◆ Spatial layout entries
◆ ◆ ◆ ◆
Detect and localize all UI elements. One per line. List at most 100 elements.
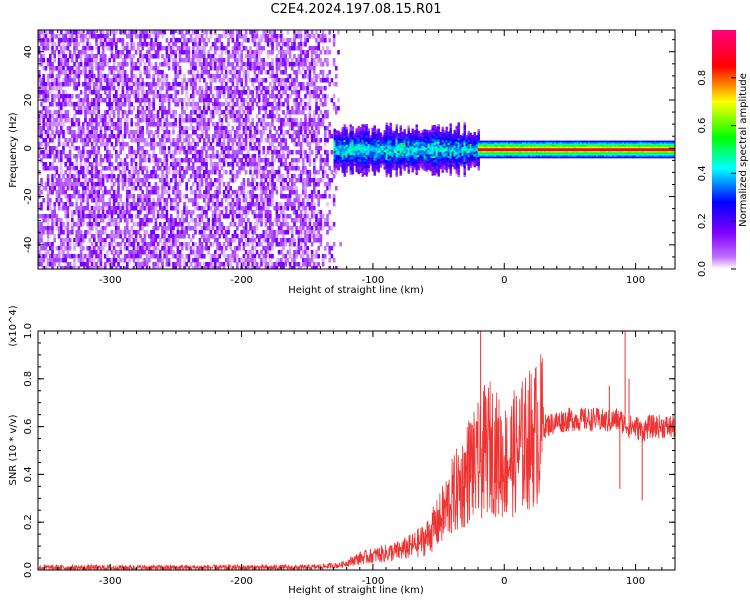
heatmap-cell [238,94,241,99]
heatmap-cell [183,50,186,55]
heatmap-cell [115,218,118,223]
heatmap-cell [174,166,177,171]
heatmap-cell [97,178,100,183]
heatmap-cell [302,74,305,79]
heatmap-cell [203,62,206,67]
heatmap-cell [75,210,78,215]
heatmap-cell [211,134,215,139]
heatmap-cell [288,214,292,219]
heatmap-cell [187,234,191,239]
heatmap-cell [139,194,142,199]
heatmap-cell [152,226,155,231]
heatmap-cell [247,134,250,139]
heatmap-cell [137,66,140,71]
heatmap-cell [163,142,166,147]
heatmap-cell [214,154,217,159]
heatmap-cell [196,134,199,139]
heatmap-cell [84,266,87,269]
heatmap-cell [86,150,89,155]
heatmap-cell [137,178,140,183]
heatmap-cell [178,70,182,75]
heatmap-cell [137,202,140,207]
heatmap-cell [200,226,204,231]
heatmap-cell [95,82,98,87]
heatmap-cell [260,158,263,163]
heatmap-cell [99,198,103,203]
heatmap-cell [123,242,127,247]
heatmap-cell [238,206,241,211]
heatmap-cell [249,250,252,255]
heatmap-cell [88,34,92,39]
heatmap-cell [214,222,217,227]
heatmap-cell [216,194,219,199]
heatmap-cell [308,142,312,147]
heatmap-cell [130,178,133,183]
heatmap-cell [308,66,312,71]
heatmap-cell [233,86,237,91]
heatmap-cell [73,182,76,187]
heatmap-cell [196,182,199,187]
heatmap-cell [271,66,274,71]
heatmap-cell [225,226,228,231]
heatmap-cell [134,250,138,255]
heatmap-cell [77,258,81,263]
heatmap-cell [106,158,109,163]
heatmap-cell [141,86,144,91]
heatmap-cell [218,158,221,163]
heatmap-cell [211,54,215,59]
heatmap-cell [308,226,312,231]
heatmap-cell [218,62,221,67]
heatmap-cell [302,138,305,143]
heatmap-cell [286,50,290,55]
heatmap-cell [141,158,144,163]
heatmap-cell [46,258,50,263]
heatmap-cell [205,82,208,87]
heatmap-cell [110,210,114,215]
heatmap-cell [258,214,261,219]
heatmap-cell [143,198,147,203]
heatmap-cell [128,182,131,187]
heatmap-cell [119,118,122,123]
heatmap-cell [216,202,219,207]
heatmap-cell [196,186,199,191]
heatmap-cell [214,194,217,199]
heatmap-cell [161,86,164,91]
heatmap-cell [299,46,303,51]
heatmap-cell [260,50,263,55]
heatmap-cell [205,178,208,183]
heatmap-cell [231,118,235,123]
heatmap-cell [163,178,166,183]
heatmap-cell [77,242,81,247]
heatmap-cell [126,54,129,59]
heatmap-cell [68,66,72,71]
heatmap-cell [90,110,94,115]
heatmap-cell [319,178,323,183]
heatmap-cell [167,122,171,127]
heatmap-cell [214,162,217,167]
heatmap-cell [251,146,254,151]
heatmap-cell [172,190,175,195]
heatmap-cell [295,254,298,259]
heatmap-cell [200,86,204,91]
heatmap-cell [238,150,241,155]
heatmap-cell [194,50,197,55]
heatmap-cell [260,194,263,199]
heatmap-cell [40,134,43,139]
heatmap-cell [165,198,169,203]
heatmap-cell [73,114,76,119]
heatmap-cell [236,202,239,207]
heatmap-cell [77,254,81,259]
heatmap-cell [101,226,105,231]
heatmap-cell [121,134,125,139]
heatmap-cell [282,218,285,223]
heatmap-cell [172,62,175,67]
heatmap-cell [99,158,103,163]
heatmap-cell [121,170,125,175]
heatmap-cell [220,58,224,63]
heatmap-cell [247,258,250,263]
heatmap-cell [222,94,226,99]
heatmap-cell [176,222,180,227]
heatmap-cell [297,250,301,255]
heatmap-cell [108,202,111,207]
heatmap-cell [231,98,235,103]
◆ ◆ ◆ ◆
◆ Required work
Give back unchanged every line of the entries from the line with "heatmap-cell [238,94,241,99]" up to and including the line with "heatmap-cell [218,62,221,67]".

◆ Exercise output
heatmap-cell [238,94,241,99]
heatmap-cell [183,50,186,55]
heatmap-cell [115,218,118,223]
heatmap-cell [174,166,177,171]
heatmap-cell [97,178,100,183]
heatmap-cell [302,74,305,79]
heatmap-cell [203,62,206,67]
heatmap-cell [75,210,78,215]
heatmap-cell [211,134,215,139]
heatmap-cell [288,214,292,219]
heatmap-cell [187,234,191,239]
heatmap-cell [139,194,142,199]
heatmap-cell [152,226,155,231]
heatmap-cell [247,134,250,139]
heatmap-cell [137,66,140,71]
heatmap-cell [163,142,166,147]
heatmap-cell [214,154,217,159]
heatmap-cell [196,134,199,139]
heatmap-cell [84,266,87,269]
heatmap-cell [86,150,89,155]
heatmap-cell [137,178,140,183]
heatmap-cell [178,70,182,75]
heatmap-cell [137,202,140,207]
heatmap-cell [200,226,204,231]
heatmap-cell [95,82,98,87]
heatmap-cell [260,158,263,163]
heatmap-cell [99,198,103,203]
heatmap-cell [123,242,127,247]
heatmap-cell [238,206,241,211]
heatmap-cell [249,250,252,255]
heatmap-cell [88,34,92,39]
heatmap-cell [214,222,217,227]
heatmap-cell [216,194,219,199]
heatmap-cell [308,142,312,147]
heatmap-cell [130,178,133,183]
heatmap-cell [308,66,312,71]
heatmap-cell [233,86,237,91]
heatmap-cell [73,182,76,187]
heatmap-cell [196,182,199,187]
heatmap-cell [271,66,274,71]
heatmap-cell [225,226,228,231]
heatmap-cell [134,250,138,255]
heatmap-cell [77,258,81,263]
heatmap-cell [106,158,109,163]
heatmap-cell [141,86,144,91]
heatmap-cell [218,158,221,163]
heatmap-cell [211,54,215,59]
heatmap-cell [308,226,312,231]
heatmap-cell [218,62,221,67]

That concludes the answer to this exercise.